--- begin DATA SUPPLIED ---

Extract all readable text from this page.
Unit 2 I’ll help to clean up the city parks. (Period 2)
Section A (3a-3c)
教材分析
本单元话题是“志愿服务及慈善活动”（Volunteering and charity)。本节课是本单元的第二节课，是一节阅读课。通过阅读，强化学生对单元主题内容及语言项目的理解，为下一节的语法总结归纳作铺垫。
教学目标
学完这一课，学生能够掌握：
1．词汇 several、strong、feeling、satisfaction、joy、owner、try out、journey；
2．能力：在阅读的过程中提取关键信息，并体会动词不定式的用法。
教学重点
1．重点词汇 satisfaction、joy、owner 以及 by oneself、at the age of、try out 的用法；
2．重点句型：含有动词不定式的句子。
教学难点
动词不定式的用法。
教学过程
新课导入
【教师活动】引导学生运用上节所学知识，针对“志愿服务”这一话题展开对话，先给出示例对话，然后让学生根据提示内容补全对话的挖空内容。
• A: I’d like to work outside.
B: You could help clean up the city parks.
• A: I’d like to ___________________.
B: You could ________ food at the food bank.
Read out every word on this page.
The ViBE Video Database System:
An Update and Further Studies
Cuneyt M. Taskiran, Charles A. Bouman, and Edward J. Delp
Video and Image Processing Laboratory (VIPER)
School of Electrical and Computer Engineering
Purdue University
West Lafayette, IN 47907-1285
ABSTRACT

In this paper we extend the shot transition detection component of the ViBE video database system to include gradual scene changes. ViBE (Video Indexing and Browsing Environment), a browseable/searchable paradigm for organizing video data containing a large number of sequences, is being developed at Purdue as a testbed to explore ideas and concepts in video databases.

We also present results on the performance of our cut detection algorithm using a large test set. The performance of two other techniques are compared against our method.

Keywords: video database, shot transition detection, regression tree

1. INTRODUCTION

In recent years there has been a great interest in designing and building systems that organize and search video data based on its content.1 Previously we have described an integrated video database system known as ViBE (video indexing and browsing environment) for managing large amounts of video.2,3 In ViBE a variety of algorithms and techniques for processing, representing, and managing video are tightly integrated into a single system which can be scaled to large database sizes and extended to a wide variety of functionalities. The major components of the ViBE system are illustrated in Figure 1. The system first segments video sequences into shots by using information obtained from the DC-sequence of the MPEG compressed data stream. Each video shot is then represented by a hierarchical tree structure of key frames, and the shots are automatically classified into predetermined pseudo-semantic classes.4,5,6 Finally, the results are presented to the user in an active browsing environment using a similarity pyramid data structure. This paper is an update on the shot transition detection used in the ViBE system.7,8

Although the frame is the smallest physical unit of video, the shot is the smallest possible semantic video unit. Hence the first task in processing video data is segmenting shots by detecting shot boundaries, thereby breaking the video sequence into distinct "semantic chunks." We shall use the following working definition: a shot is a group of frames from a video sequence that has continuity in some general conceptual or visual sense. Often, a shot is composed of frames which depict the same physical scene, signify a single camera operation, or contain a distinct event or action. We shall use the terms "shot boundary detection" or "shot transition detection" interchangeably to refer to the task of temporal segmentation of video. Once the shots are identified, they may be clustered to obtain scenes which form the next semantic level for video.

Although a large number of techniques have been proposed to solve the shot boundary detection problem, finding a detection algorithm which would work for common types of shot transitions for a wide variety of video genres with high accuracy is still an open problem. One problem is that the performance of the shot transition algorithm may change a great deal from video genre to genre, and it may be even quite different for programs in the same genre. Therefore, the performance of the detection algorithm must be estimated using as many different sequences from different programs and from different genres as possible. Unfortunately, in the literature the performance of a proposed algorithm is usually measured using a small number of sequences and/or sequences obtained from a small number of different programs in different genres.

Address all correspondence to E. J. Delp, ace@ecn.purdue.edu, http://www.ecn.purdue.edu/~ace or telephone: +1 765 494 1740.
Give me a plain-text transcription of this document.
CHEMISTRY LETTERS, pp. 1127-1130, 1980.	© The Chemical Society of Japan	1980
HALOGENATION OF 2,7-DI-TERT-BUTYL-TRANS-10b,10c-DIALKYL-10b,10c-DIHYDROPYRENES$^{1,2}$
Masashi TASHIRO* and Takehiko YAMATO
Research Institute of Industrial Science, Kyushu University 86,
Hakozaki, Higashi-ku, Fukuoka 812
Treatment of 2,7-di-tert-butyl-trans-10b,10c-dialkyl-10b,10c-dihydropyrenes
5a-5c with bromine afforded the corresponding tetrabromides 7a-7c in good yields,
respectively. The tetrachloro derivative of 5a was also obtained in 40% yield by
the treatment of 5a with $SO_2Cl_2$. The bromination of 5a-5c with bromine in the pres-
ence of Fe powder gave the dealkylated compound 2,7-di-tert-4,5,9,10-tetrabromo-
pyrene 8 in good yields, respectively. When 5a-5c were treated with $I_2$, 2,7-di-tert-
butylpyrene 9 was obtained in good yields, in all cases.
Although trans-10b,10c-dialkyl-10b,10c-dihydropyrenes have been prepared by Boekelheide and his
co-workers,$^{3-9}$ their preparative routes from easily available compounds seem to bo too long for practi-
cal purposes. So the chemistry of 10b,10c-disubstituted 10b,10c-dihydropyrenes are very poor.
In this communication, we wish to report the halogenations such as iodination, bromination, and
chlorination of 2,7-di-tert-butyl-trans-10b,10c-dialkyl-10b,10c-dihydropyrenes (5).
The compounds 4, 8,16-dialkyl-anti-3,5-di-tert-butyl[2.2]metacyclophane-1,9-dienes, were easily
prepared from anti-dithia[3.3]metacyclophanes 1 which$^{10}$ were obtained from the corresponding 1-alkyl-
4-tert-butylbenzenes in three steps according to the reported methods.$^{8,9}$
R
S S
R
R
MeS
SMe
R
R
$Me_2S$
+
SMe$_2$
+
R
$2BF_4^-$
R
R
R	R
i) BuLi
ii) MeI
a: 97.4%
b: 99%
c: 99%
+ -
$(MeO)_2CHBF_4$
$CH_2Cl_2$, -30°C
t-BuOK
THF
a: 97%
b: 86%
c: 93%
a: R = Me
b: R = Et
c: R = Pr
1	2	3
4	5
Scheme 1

--- end DATA SUPPLIED ---

EXERCISE DESCRIPTION: Copy all of the data. Keep every word exactly as it is.

EXERCISE RESPONSE:
Extract all readable text from this page.
Unit 2 I’ll help to clean up the city parks. (Period 2)
Section A (3a-3c)
教材分析
本单元话题是“志愿服务及慈善活动”（Volunteering and charity)。本节课是本单元的第二节课，是一节阅读课。通过阅读，强化学生对单元主题内容及语言项目的理解，为下一节的语法总结归纳作铺垫。
教学目标
学完这一课，学生能够掌握：
1．词汇 several、strong、feeling、satisfaction、joy、owner、try out、journey；
2．能力：在阅读的过程中提取关键信息，并体会动词不定式的用法。
教学重点
1．重点词汇 satisfaction、joy、owner 以及 by oneself、at the age of、try out 的用法；
2．重点句型：含有动词不定式的句子。
教学难点
动词不定式的用法。
教学过程
新课导入
【教师活动】引导学生运用上节所学知识，针对“志愿服务”这一话题展开对话，先给出示例对话，然后让学生根据提示内容补全对话的挖空内容。
• A: I’d like to work outside.
B: You could help clean up the city parks.
• A: I’d like to ___________________.
B: You could ________ food at the food bank.
Read out every word on this page.
The ViBE Video Database System:
An Update and Further Studies
Cuneyt M. Taskiran, Charles A. Bouman, and Edward J. Delp
Video and Image Processing Laboratory (VIPER)
School of Electrical and Computer Engineering
Purdue University
West Lafayette, IN 47907-1285
ABSTRACT

In this paper we extend the shot transition detection component of the ViBE video database system to include gradual scene changes. ViBE (Video Indexing and Browsing Environment), a browseable/searchable paradigm for organizing video data containing a large number of sequences, is being developed at Purdue as a testbed to explore ideas and concepts in video databases.

We also present results on the performance of our cut detection algorithm using a large test set. The performance of two other techniques are compared against our method.

Keywords: video database, shot transition detection, regression tree

1. INTRODUCTION

In recent years there has been a great interest in designing and building systems that organize and search video data based on its content.1 Previously we have described an integrated video database system known as ViBE (video indexing and browsing environment) for managing large amounts of video.2,3 In ViBE a variety of algorithms and techniques for processing, representing, and managing video are tightly integrated into a single system which can be scaled to large database sizes and extended to a wide variety of functionalities. The major components of the ViBE system are illustrated in Figure 1. The system first segments video sequences into shots by using information obtained from the DC-sequence of the MPEG compressed data stream. Each video shot is then represented by a hierarchical tree structure of key frames, and the shots are automatically classified into predetermined pseudo-semantic classes.4,5,6 Finally, the results are presented to the user in an active browsing environment using a similarity pyramid data structure. This paper is an update on the shot transition detection used in the ViBE system.7,8

Although the frame is the smallest physical unit of video, the shot is the smallest possible semantic video unit. Hence the first task in processing video data is segmenting shots by detecting shot boundaries, thereby breaking the video sequence into distinct "semantic chunks." We shall use the following working definition: a shot is a group of frames from a video sequence that has continuity in some general conceptual or visual sense. Often, a shot is composed of frames which depict the same physical scene, signify a single camera operation, or contain a distinct event or action. We shall use the terms "shot boundary detection" or "shot transition detection" interchangeably to refer to the task of temporal segmentation of video. Once the shots are identified, they may be clustered to obtain scenes which form the next semantic level for video.

Although a large number of techniques have been proposed to solve the shot boundary detection problem, finding a detection algorithm which would work for common types of shot transitions for a wide variety of video genres with high accuracy is still an open problem. One problem is that the performance of the shot transition algorithm may change a great deal from video genre to genre, and it may be even quite different for programs in the same genre. Therefore, the performance of the detection algorithm must be estimated using as many different sequences from different programs and from different genres as possible. Unfortunately, in the literature the performance of a proposed algorithm is usually measured using a small number of sequences and/or sequences obtained from a small number of different programs in different genres.

Address all correspondence to E. J. Delp, ace@ecn.purdue.edu, http://www.ecn.purdue.edu/~ace or telephone: +1 765 494 1740.
Give me a plain-text transcription of this document.
CHEMISTRY LETTERS, pp. 1127-1130, 1980.	© The Chemical Society of Japan	1980
HALOGENATION OF 2,7-DI-TERT-BUTYL-TRANS-10b,10c-DIALKYL-10b,10c-DIHYDROPYRENES$^{1,2}$
Masashi TASHIRO* and Takehiko YAMATO
Research Institute of Industrial Science, Kyushu University 86,
Hakozaki, Higashi-ku, Fukuoka 812
Treatment of 2,7-di-tert-butyl-trans-10b,10c-dialkyl-10b,10c-dihydropyrenes
5a-5c with bromine afforded the corresponding tetrabromides 7a-7c in good yields,
respectively. The tetrachloro derivative of 5a was also obtained in 40% yield by
the treatment of 5a with $SO_2Cl_2$. The bromination of 5a-5c with bromine in the pres-
ence of Fe powder gave the dealkylated compound 2,7-di-tert-4,5,9,10-tetrabromo-
pyrene 8 in good yields, respectively. When 5a-5c were treated with $I_2$, 2,7-di-tert-
butylpyrene 9 was obtained in good yields, in all cases.
Although trans-10b,10c-dialkyl-10b,10c-dihydropyrenes have been prepared by Boekelheide and his
co-workers,$^{3-9}$ their preparative routes from easily available compounds seem to bo too long for practi-
cal purposes. So the chemistry of 10b,10c-disubstituted 10b,10c-dihydropyrenes are very poor.
In this communication, we wish to report the halogenations such as iodination, bromination, and
chlorination of 2,7-di-tert-butyl-trans-10b,10c-dialkyl-10b,10c-dihydropyrenes (5).
The compounds 4, 8,16-dialkyl-anti-3,5-di-tert-butyl[2.2]metacyclophane-1,9-dienes, were easily
prepared from anti-dithia[3.3]metacyclophanes 1 which$^{10}$ were obtained from the corresponding 1-alkyl-
4-tert-butylbenzenes in three steps according to the reported methods.$^{8,9}$
R
S S
R
R
MeS
SMe
R
R
$Me_2S$
+
SMe$_2$
+
R
$2BF_4^-$
R
R
R	R
i) BuLi
ii) MeI
a: 97.4%
b: 99%
c: 99%
+ -
$(MeO)_2CHBF_4$
$CH_2Cl_2$, -30°C
t-BuOK
THF
a: 97%
b: 86%
c: 93%
a: R = Me
b: R = Et
c: R = Pr
1	2	3
4	5
Scheme 1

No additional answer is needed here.